Problem description
Check each line of the listing for the string "around", count the lines that have it, and answer with that number only.

Source material

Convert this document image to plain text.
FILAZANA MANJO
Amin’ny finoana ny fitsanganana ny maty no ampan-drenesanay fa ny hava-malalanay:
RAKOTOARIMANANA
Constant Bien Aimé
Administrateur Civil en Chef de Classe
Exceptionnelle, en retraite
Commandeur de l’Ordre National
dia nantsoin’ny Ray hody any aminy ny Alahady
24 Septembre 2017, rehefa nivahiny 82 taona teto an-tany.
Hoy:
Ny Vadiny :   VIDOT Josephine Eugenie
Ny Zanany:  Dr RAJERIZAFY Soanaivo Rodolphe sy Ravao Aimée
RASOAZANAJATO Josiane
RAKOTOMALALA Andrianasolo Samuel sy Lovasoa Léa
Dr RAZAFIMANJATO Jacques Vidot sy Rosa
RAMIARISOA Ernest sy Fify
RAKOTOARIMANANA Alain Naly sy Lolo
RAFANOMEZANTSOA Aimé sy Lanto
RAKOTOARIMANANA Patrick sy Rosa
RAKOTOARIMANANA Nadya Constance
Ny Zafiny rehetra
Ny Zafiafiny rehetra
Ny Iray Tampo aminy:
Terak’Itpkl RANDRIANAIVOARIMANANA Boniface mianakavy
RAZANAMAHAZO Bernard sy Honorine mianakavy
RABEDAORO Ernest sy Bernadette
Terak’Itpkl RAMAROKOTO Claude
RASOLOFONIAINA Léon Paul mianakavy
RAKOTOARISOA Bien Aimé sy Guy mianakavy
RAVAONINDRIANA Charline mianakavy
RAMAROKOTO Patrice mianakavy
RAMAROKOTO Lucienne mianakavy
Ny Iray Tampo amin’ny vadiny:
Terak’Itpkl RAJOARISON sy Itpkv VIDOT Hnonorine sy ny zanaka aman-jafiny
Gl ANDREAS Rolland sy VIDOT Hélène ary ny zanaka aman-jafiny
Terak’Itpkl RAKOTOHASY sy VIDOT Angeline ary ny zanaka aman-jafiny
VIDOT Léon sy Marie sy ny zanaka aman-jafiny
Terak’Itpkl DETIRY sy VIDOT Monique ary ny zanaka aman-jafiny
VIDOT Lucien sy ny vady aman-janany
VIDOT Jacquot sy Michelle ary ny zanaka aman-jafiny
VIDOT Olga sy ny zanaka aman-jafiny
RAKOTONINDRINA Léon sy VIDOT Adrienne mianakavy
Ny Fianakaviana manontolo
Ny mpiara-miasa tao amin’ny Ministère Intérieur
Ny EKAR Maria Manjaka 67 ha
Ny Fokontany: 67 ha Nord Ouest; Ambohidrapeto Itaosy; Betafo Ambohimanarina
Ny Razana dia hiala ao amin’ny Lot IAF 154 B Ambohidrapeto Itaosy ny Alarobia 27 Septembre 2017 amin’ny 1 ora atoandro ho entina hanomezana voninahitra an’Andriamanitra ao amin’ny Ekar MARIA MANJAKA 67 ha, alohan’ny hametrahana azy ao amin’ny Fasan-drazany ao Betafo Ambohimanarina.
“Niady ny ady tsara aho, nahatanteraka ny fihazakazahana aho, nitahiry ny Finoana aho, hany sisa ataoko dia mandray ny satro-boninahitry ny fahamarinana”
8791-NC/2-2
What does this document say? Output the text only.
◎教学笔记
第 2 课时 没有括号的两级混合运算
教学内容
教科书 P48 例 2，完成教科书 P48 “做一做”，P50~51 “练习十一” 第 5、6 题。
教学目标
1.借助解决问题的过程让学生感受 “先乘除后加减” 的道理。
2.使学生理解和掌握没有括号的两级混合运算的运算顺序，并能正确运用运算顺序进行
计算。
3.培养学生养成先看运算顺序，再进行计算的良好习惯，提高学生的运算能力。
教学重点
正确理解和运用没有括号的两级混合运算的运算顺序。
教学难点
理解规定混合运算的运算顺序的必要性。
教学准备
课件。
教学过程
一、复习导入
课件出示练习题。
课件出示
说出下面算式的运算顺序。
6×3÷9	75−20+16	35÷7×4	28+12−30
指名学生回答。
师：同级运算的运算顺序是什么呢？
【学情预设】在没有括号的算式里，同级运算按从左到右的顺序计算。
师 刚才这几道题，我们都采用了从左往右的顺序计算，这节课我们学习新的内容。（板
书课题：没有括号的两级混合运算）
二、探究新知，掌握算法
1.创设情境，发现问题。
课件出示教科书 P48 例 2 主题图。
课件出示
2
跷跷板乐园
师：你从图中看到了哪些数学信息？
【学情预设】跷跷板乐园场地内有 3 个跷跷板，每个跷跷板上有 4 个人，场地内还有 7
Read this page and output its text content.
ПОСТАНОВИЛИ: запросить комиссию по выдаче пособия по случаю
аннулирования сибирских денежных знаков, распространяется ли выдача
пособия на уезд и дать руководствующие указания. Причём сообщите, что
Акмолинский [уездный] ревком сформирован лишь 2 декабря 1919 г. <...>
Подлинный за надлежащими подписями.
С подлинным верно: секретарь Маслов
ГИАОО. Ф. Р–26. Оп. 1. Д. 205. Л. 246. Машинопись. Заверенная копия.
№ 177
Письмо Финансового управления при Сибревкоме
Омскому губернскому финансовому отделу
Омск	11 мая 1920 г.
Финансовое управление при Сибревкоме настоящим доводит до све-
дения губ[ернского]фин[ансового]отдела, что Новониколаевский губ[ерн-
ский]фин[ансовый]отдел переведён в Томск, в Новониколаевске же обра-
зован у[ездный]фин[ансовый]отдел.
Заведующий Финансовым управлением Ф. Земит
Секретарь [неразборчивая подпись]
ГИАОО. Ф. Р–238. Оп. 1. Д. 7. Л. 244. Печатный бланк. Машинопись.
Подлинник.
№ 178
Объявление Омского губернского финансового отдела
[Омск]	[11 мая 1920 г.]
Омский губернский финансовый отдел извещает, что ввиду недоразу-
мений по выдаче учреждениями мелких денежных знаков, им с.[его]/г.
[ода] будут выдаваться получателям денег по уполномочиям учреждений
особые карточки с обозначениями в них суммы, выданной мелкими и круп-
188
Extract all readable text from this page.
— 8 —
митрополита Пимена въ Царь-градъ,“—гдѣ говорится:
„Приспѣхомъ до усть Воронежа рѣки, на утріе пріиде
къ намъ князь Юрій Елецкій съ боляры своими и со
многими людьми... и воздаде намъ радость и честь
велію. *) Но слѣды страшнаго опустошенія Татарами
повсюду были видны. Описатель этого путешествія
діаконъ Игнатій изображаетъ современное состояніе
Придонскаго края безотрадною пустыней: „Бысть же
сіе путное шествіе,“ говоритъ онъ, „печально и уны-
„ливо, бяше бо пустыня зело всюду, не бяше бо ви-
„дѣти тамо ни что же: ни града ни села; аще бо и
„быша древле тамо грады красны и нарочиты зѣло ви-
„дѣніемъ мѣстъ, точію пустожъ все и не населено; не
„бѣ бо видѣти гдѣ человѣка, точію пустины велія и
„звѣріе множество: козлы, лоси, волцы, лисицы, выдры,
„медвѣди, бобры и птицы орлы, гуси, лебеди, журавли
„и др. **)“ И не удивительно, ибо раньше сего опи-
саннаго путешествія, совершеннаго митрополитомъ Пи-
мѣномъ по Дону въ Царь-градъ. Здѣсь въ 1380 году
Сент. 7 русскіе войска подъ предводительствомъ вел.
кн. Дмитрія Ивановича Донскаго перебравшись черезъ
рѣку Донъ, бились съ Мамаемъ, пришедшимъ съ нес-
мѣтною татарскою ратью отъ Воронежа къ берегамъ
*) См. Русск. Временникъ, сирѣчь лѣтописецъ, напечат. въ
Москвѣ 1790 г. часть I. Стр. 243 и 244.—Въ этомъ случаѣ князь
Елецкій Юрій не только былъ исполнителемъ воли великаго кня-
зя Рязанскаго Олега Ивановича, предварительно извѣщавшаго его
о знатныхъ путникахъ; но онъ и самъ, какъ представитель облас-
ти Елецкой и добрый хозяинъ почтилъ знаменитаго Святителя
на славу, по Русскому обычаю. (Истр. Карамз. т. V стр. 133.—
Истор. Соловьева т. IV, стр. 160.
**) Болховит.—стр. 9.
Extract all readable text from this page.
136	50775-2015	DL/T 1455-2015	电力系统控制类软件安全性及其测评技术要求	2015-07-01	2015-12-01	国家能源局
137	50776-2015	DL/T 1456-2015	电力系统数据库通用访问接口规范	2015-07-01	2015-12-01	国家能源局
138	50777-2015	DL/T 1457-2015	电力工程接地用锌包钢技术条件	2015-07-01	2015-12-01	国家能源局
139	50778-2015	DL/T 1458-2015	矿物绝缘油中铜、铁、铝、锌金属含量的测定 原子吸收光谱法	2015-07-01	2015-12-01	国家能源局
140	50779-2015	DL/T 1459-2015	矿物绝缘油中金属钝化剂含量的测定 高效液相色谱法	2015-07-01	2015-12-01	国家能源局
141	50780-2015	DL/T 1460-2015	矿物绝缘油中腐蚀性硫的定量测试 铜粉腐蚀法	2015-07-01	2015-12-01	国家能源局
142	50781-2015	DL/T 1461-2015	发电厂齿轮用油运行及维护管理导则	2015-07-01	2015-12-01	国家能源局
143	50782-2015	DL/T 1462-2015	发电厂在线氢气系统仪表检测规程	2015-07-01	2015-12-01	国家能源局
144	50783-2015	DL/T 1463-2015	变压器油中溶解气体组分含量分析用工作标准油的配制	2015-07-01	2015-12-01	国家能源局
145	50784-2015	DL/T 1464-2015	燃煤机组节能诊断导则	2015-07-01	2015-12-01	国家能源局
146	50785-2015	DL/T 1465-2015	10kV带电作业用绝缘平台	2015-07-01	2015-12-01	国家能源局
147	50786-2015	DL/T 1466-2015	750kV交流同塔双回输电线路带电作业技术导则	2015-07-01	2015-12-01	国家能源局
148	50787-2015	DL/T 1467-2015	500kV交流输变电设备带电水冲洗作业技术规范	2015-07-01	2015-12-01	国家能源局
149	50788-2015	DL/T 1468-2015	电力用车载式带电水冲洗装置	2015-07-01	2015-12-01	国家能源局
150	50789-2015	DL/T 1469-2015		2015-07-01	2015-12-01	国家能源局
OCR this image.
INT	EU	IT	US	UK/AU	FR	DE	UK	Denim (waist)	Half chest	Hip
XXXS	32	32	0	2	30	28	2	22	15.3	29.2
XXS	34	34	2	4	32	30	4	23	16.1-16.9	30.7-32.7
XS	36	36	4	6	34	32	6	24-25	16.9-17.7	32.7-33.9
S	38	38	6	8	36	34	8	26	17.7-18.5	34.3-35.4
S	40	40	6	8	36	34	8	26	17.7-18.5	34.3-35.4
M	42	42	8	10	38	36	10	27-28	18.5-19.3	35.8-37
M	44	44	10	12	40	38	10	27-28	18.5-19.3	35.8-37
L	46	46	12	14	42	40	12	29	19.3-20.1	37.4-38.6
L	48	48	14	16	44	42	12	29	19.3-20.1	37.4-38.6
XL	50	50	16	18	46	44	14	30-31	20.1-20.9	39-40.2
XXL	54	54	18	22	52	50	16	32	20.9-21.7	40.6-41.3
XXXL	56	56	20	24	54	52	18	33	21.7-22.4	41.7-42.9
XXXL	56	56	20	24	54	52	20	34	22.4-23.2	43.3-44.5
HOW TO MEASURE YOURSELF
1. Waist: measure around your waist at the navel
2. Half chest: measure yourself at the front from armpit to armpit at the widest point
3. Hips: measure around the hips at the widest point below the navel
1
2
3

Full solution
2